(Problem requirements) Lift out all lines below that contain "stage".

(Input for this task)
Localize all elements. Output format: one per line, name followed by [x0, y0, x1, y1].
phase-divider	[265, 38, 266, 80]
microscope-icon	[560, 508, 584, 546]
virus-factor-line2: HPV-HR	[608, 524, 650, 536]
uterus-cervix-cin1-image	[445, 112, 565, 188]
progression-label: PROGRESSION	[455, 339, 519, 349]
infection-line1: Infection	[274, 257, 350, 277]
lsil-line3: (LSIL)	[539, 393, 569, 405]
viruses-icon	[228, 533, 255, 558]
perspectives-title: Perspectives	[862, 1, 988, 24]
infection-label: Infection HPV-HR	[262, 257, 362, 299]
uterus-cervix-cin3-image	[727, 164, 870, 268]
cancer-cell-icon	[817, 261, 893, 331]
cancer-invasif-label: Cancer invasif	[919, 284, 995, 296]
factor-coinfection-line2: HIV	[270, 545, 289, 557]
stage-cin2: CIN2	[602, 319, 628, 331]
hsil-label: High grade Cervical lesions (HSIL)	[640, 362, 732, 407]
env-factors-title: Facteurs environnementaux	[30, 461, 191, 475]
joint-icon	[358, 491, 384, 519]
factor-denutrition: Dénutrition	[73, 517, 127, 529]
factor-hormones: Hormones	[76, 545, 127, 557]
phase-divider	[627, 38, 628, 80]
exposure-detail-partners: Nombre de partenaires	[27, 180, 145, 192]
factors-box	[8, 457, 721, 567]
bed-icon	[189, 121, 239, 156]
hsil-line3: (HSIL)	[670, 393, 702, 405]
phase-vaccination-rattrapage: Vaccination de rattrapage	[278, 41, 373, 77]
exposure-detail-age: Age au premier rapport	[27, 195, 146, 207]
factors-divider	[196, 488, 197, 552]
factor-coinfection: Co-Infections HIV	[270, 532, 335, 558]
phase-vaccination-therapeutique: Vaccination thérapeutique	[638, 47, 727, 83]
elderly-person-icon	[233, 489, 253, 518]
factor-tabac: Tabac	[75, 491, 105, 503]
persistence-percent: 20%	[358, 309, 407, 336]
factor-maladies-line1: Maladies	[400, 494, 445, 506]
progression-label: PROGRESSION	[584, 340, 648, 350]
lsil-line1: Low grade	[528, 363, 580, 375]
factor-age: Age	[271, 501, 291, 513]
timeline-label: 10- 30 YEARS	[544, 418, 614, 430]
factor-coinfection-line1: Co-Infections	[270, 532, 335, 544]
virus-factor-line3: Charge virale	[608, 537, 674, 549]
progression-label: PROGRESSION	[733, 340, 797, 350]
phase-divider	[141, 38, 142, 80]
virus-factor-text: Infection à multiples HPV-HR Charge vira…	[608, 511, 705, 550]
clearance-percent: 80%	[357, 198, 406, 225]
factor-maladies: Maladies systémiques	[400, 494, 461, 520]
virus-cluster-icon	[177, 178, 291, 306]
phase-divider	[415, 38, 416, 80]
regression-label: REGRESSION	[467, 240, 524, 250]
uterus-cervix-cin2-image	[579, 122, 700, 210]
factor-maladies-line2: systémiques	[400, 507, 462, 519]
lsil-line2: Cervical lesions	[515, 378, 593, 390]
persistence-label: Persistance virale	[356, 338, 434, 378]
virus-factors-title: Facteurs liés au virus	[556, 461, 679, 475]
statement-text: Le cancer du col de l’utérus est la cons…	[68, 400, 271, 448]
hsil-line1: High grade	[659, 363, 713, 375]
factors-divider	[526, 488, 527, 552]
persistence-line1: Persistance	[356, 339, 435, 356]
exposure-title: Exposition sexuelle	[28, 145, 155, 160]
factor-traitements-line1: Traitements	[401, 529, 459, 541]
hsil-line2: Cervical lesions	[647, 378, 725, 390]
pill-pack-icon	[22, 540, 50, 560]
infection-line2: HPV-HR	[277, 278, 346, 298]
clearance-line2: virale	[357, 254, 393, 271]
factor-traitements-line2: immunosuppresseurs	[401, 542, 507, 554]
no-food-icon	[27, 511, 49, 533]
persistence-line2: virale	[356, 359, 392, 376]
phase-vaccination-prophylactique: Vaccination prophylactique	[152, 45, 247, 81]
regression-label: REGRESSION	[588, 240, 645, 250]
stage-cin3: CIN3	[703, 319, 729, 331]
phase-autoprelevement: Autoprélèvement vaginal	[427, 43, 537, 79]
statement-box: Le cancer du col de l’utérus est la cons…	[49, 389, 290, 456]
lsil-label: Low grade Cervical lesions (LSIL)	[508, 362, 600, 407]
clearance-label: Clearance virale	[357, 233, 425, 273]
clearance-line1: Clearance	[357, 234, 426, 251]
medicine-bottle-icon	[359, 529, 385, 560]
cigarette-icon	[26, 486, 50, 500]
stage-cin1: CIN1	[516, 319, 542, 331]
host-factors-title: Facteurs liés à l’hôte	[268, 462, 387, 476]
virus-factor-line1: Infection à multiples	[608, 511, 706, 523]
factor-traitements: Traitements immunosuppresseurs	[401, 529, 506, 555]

(Your solution)
stage-cin2: CIN2	[602, 319, 628, 331]
stage-cin3: CIN3	[703, 319, 729, 331]
stage-cin1: CIN1	[516, 319, 542, 331]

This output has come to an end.